■ WHAT THE EXERCISE ASKS ■
Copy out each line of the material below that holds the string "Euch".

── MATERIALS PROVIDED

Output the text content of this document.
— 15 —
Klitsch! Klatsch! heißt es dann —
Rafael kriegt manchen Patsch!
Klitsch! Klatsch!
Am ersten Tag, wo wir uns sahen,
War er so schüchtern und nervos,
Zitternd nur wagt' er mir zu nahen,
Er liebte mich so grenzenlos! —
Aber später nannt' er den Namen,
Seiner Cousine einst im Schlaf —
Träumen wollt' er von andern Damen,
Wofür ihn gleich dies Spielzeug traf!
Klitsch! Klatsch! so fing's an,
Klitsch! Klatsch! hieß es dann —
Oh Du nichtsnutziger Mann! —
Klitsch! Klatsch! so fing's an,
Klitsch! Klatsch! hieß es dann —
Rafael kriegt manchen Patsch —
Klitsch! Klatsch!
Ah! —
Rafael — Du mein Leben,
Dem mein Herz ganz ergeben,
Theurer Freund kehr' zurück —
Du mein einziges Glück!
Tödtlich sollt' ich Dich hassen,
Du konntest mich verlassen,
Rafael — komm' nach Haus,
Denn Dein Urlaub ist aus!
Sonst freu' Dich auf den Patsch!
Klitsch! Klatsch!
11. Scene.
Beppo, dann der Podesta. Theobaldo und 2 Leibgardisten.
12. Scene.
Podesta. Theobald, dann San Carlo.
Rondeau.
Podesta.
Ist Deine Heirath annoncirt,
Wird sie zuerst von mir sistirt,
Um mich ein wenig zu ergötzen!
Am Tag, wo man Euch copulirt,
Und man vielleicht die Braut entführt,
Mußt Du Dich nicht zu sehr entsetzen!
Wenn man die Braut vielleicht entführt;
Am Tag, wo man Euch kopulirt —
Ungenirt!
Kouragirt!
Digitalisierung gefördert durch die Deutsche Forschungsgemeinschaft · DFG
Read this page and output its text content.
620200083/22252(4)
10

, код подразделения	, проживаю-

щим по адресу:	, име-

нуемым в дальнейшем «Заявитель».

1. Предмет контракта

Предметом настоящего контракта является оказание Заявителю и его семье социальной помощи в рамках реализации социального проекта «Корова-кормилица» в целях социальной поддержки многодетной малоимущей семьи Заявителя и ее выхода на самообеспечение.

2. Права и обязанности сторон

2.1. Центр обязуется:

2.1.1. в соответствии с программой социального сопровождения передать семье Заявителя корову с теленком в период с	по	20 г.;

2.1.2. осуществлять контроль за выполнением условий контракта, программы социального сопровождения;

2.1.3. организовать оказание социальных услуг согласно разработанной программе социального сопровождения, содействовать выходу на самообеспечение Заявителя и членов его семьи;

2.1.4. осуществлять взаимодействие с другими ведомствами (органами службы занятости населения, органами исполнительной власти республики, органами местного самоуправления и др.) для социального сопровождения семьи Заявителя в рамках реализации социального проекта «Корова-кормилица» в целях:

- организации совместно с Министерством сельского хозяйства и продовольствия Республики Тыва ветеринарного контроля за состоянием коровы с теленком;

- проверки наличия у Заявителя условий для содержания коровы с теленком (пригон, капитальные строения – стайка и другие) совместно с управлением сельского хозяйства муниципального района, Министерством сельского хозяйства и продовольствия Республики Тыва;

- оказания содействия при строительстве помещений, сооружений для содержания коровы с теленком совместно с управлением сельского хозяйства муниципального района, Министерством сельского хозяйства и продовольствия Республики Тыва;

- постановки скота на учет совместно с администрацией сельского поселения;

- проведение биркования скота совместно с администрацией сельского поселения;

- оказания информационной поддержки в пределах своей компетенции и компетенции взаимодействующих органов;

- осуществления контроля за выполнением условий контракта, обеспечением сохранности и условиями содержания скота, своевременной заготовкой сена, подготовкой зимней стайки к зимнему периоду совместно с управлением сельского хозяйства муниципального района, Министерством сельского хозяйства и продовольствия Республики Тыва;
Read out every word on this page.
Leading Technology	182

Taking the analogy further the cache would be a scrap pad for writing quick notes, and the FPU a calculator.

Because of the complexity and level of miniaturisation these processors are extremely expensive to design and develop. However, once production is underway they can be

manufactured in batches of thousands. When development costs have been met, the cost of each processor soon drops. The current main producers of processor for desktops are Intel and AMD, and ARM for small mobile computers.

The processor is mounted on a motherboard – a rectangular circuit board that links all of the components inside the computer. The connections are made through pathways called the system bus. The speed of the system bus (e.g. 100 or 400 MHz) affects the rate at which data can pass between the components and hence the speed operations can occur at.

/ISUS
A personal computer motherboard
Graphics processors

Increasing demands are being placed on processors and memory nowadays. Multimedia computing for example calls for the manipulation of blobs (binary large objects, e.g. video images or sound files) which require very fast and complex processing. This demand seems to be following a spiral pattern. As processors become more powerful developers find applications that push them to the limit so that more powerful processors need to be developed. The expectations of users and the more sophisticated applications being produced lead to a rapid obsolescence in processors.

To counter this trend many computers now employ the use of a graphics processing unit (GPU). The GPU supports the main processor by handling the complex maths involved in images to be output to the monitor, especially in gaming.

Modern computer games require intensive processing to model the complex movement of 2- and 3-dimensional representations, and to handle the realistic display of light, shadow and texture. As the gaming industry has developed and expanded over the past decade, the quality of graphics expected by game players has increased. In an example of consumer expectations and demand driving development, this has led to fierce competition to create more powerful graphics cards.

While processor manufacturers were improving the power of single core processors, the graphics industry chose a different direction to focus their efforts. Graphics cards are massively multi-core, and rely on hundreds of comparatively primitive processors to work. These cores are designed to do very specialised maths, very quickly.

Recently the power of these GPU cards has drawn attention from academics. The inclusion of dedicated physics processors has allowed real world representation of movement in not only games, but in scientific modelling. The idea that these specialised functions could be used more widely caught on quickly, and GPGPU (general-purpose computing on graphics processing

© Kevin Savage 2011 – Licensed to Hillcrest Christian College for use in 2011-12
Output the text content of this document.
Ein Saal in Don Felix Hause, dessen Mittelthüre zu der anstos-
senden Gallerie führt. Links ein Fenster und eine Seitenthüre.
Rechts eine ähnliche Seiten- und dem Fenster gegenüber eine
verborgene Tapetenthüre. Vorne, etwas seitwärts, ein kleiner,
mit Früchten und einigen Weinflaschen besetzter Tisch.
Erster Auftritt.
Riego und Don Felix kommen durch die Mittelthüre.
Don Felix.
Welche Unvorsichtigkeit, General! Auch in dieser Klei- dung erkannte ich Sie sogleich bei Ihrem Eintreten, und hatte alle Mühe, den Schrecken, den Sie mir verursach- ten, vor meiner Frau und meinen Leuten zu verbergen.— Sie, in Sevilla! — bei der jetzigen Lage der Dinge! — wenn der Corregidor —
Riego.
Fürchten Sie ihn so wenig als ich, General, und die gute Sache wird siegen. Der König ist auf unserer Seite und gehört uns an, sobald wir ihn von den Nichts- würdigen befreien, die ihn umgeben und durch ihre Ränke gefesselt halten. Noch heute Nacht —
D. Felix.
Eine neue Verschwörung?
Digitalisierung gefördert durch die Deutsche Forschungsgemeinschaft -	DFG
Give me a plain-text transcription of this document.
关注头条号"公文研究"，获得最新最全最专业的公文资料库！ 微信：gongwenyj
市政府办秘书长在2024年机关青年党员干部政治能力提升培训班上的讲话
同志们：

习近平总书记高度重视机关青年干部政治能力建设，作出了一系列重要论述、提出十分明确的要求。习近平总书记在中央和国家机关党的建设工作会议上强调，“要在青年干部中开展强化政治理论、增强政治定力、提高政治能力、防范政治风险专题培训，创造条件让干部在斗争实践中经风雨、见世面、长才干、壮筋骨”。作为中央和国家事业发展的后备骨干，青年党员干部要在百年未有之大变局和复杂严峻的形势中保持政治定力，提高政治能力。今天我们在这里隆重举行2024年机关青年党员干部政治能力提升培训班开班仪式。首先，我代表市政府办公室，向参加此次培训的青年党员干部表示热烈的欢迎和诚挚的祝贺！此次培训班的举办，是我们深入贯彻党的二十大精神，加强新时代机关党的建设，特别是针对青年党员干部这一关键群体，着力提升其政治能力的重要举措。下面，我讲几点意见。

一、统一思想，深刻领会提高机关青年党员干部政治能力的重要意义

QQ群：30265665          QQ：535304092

────

■ TASK ANSWER ■
Am Tag, wo man Euch copulirt,
Am Tag, wo man Euch kopulirt —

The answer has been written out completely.